> **Brief**
Note how many lines contain "LinkedIn" and give that number, with nothing else.

- - - - -

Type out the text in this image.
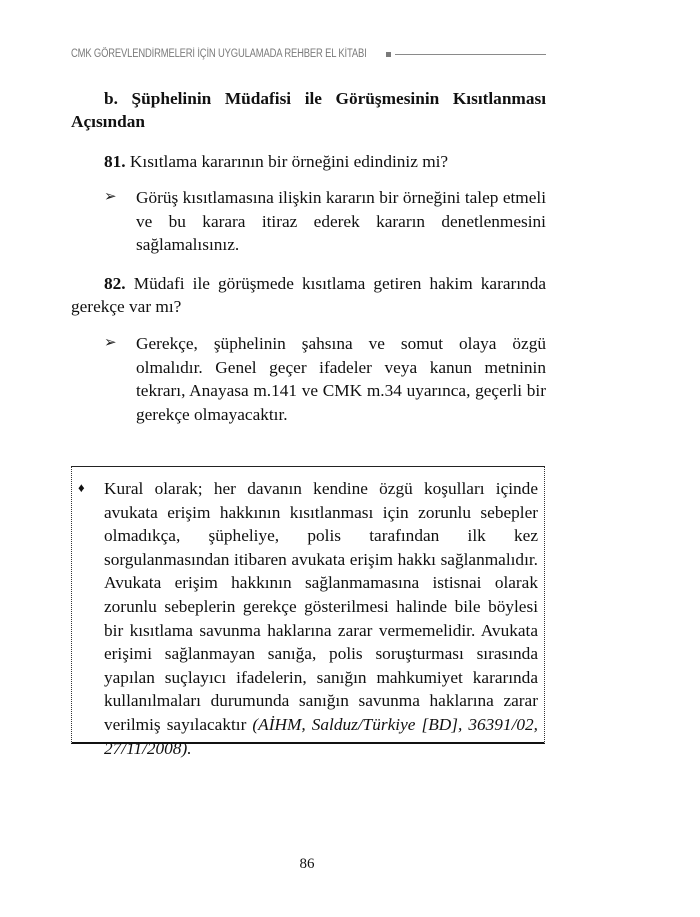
CMK GÖREVLENDİRMELERİ İÇİN UYGULAMADA REHBER EL KİTABI
b. Şüphelinin Müdafisi ile Görüşmesinin Kısıtlanması
Açısından
81. Kısıtlama kararının bir örneğini edindiniz mi?
➢	Görüş kısıtlamasına ilişkin kararın bir örneğini talep etmeli ve bu karara itiraz ederek kararın denetlenmesini sağlamalısınız.
82. Müdafi ile görüşmede kısıtlama getiren hakim kararında gerekçe var mı?
➢	Gerekçe, şüphelinin şahsına ve somut olaya özgü olmalıdır. Genel geçer ifadeler veya kanun metninin tekrarı, Anayasa m.141 ve CMK m.34 uyarınca, geçerli bir gerekçe olmayacaktır.
♦ Kural olarak; her davanın kendine özgü koşulları içinde avukata erişim hakkının kısıtlanması için zorunlu sebepler olmadıkça, şüpheliye, polis tarafından ilk kez sorgulanmasından itibaren avukata erişim hakkı sağlanmalıdır. Avukata erişim hakkının sağlanmamasına istisnai olarak zorunlu sebeplerin gerekçe gösterilmesi halinde bile böylesi bir kısıtlama savunma haklarına zarar vermemelidir. Avukata erişimi sağlanmayan sanığa, polis soruşturması sırasında yapılan suçlayıcı ifadelerin, sanığın mahkumiyet kararında kullanılmaları durumunda sanığın savunma haklarına zarar verilmiş sayılacaktır (AİHM, Salduz/Türkiye [BD], 36391/02, 27/11/2008).
86
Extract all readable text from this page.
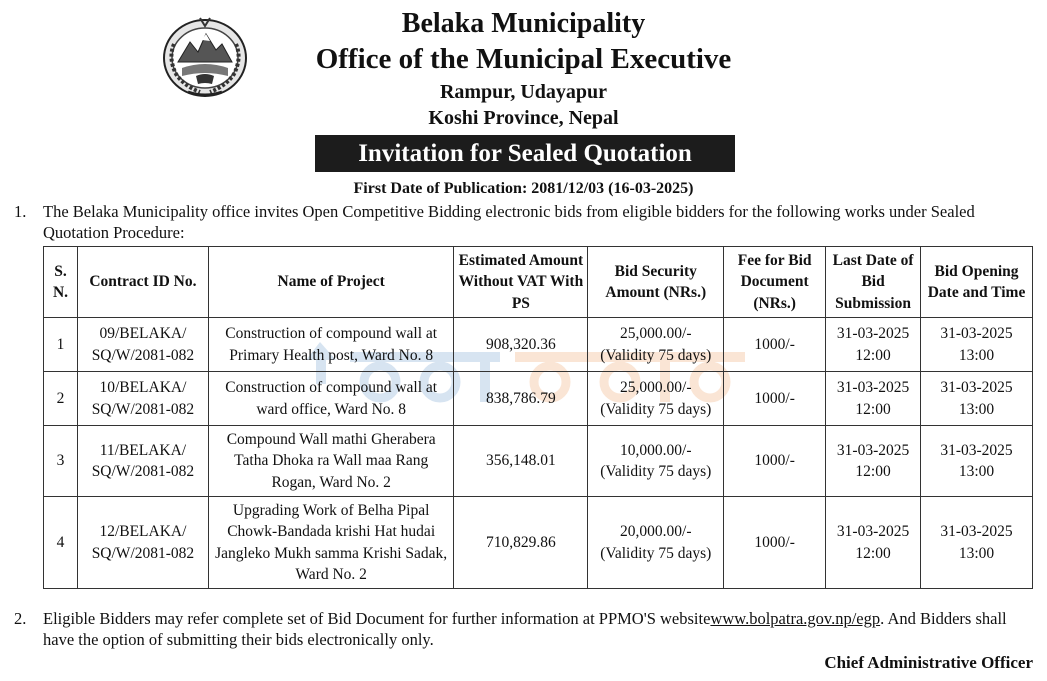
Belaka Municipality
Office of the Municipal Executive
Rampur, Udayapur
Koshi Province, Nepal
Invitation for Sealed Quotation
First Date of Publication: 2081/12/03 (16-03-2025)
1.	The Belaka Municipality office invites Open Competitive Bidding electronic bids from eligible bidders for the following works under Sealed Quotation Procedure:
S. N.	Contract ID No.	Name of Project	Estimated Amount Without VAT With PS	Bid Security Amount (NRs.)	Fee for Bid Document (NRs.)	Last Date of Bid Submission	Bid Opening Date and Time
1	09/BELAKA/ SQ/W/2081-082	Construction of compound wall at Primary Health post, Ward No. 8	908,320.36	25,000.00/- (Validity 75 days)	1000/-	31-03-2025 12:00	31-03-2025 13:00
2	10/BELAKA/ SQ/W/2081-082	Construction of compound wall at ward office, Ward No. 8	838,786.79	25,000.00/- (Validity 75 days)	1000/-	31-03-2025 12:00	31-03-2025 13:00
3	11/BELAKA/ SQ/W/2081-082	Compound Wall mathi Gherabera Tatha Dhoka ra Wall maa Rang Rogan, Ward No. 2	356,148.01	10,000.00/- (Validity 75 days)	1000/-	31-03-2025 12:00	31-03-2025 13:00
4	12/BELAKA/ SQ/W/2081-082	Upgrading Work of Belha Pipal Chowk-Bandada krishi Hat hudai Jangleko Mukh samma Krishi Sadak, Ward No. 2	710,829.86	20,000.00/- (Validity 75 days)	1000/-	31-03-2025 12:00	31-03-2025 13:00
2.	Eligible Bidders may refer complete set of Bid Document for further information at PPMO'S websitewww.bolpatra.gov.np/egp. And Bidders shall have the option of submitting their bids electronically only.
Chief Administrative Officer
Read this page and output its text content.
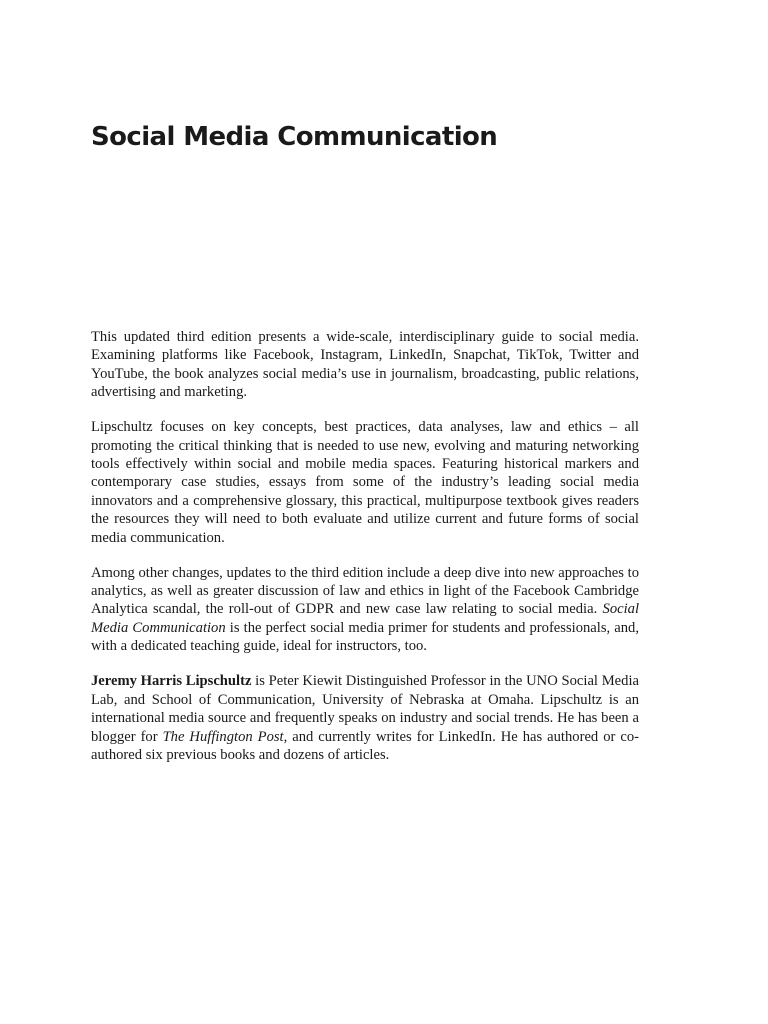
Social Media Communication

This updated third edition presents a wide-scale, interdisciplinary guide to social media. Examining platforms like Facebook, Instagram, LinkedIn, Snapchat, TikTok, Twitter and YouTube, the book analyzes social media’s use in journalism, broadcasting, public relations, advertising and marketing.

Lipschultz focuses on key concepts, best practices, data analyses, law and ethics – all promoting the critical thinking that is needed to use new, evolving and maturing networking tools effectively within social and mobile media spaces. Featuring historical markers and contemporary case studies, essays from some of the industry’s leading social media innovators and a comprehensive glossary, this practical, multipurpose textbook gives readers the resources they will need to both evaluate and utilize current and future forms of social media communication.

Among other changes, updates to the third edition include a deep dive into new approaches to analytics, as well as greater discussion of law and ethics in light of the Facebook Cambridge Analytica scandal, the roll-out of GDPR and new case law relating to social media. Social Media Communication is the perfect social media primer for students and professionals, and, with a dedicated teaching guide, ideal for instructors, too.

Jeremy Harris Lipschultz is Peter Kiewit Distinguished Professor in the UNO Social Media Lab, and School of Communication, University of Nebraska at Omaha. Lipschultz is an international media source and frequently speaks on industry and social trends. He has been a blogger for The Huffington Post, and currently writes for LinkedIn. He has authored or co-authored six previous books and dozens of articles.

- - - - -

> **Exercise response**
2